──────── SOURCE MATERIAL ────────

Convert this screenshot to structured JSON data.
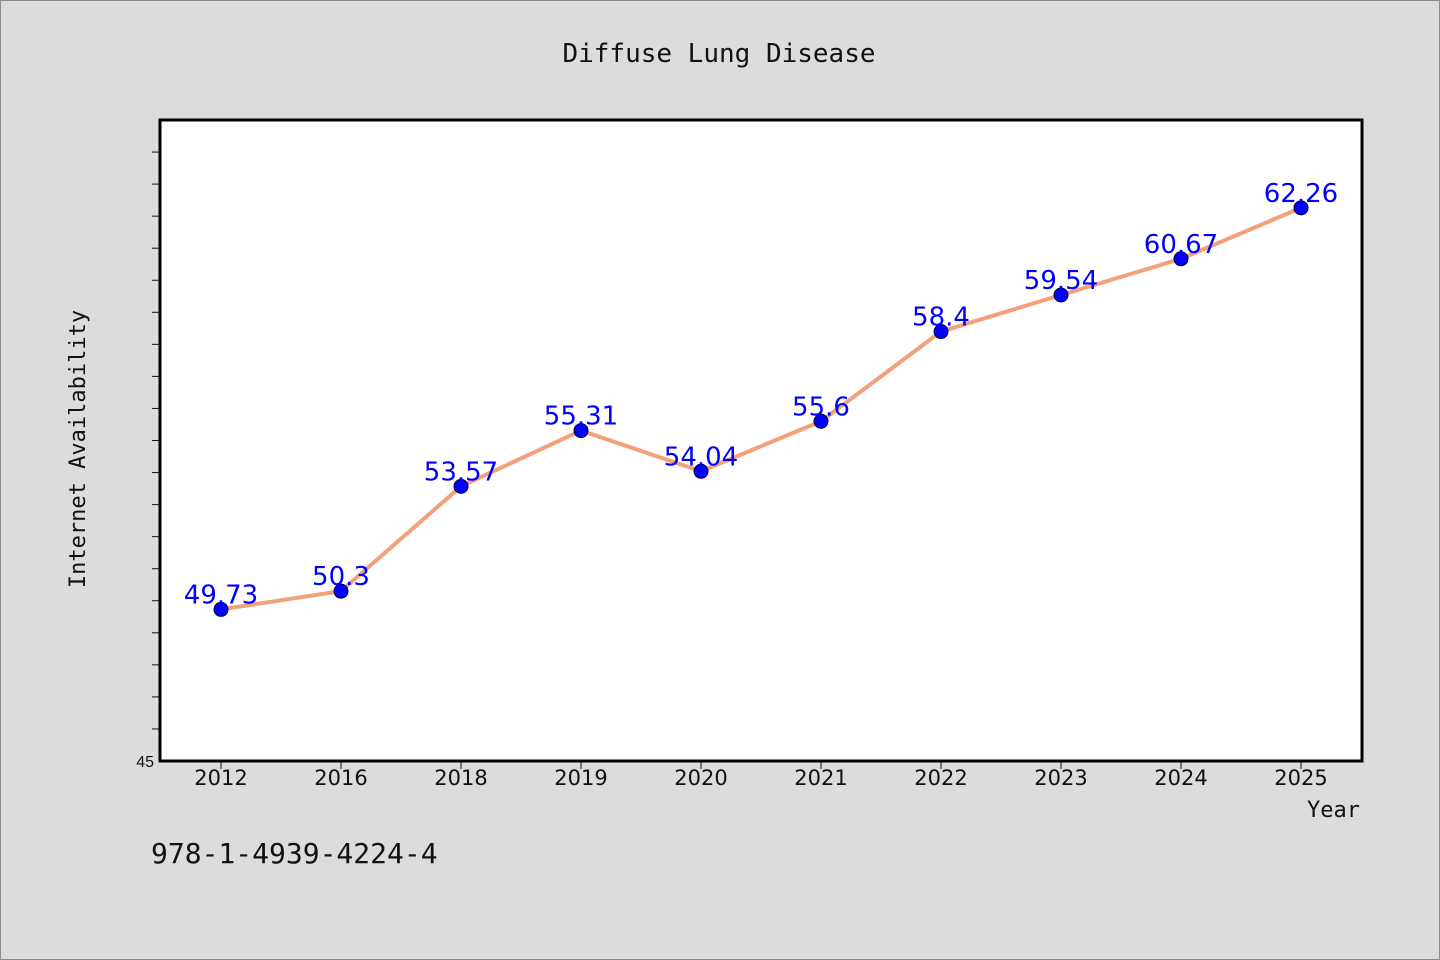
{
  "chart_data": {
    "type": "line",
    "title": "Diffuse Lung Disease",
    "xlabel": "Year",
    "ylabel": "Internet Availability",
    "categories": [
      "2012",
      "2016",
      "2018",
      "2019",
      "2020",
      "2021",
      "2022",
      "2023",
      "2024",
      "2025"
    ],
    "series": [
      {
        "values": [
          49.73,
          50.3,
          53.57,
          55.31,
          54.04,
          55.6,
          58.4,
          59.54,
          60.67,
          62.26
        ]
      }
    ],
    "data_labels": [
      "49.73",
      "50.3",
      "53.57",
      "55.31",
      "54.04",
      "55.6",
      "58.4",
      "59.54",
      "60.67",
      "62.26"
    ],
    "y_tick_label": "45",
    "ylim": [
      45,
      65
    ],
    "grid": false,
    "legend": "none",
    "colors": {
      "line": "#f4a07a",
      "marker": "#0000ff",
      "label": "#0000ff",
      "background": "#dcdcdc",
      "plot": "#ffffff"
    }
  },
  "annotation": "978-1-4939-4224-4"
}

────────

• WRITTEN TASK
All the records need to be repeated exactly, with the images dropped.

• RESPONSE BELOW
Convert this screenshot to structured JSON data.
{
  "chart_data": {
    "type": "line",
    "title": "Diffuse Lung Disease",
    "xlabel": "Year",
    "ylabel": "Internet Availability",
    "categories": [
      "2012",
      "2016",
      "2018",
      "2019",
      "2020",
      "2021",
      "2022",
      "2023",
      "2024",
      "2025"
    ],
    "series": [
      {
        "values": [
          49.73,
          50.3,
          53.57,
          55.31,
          54.04,
          55.6,
          58.4,
          59.54,
          60.67,
          62.26
        ]
      }
    ],
    "data_labels": [
      "49.73",
      "50.3",
      "53.57",
      "55.31",
      "54.04",
      "55.6",
      "58.4",
      "59.54",
      "60.67",
      "62.26"
    ],
    "y_tick_label": "45",
    "ylim": [
      45,
      65
    ],
    "grid": false,
    "legend": "none",
    "colors": {
      "line": "#f4a07a",
      "marker": "#0000ff",
      "label": "#0000ff",
      "background": "#dcdcdc",
      "plot": "#ffffff"
    }
  },
  "annotation": "978-1-4939-4224-4"
}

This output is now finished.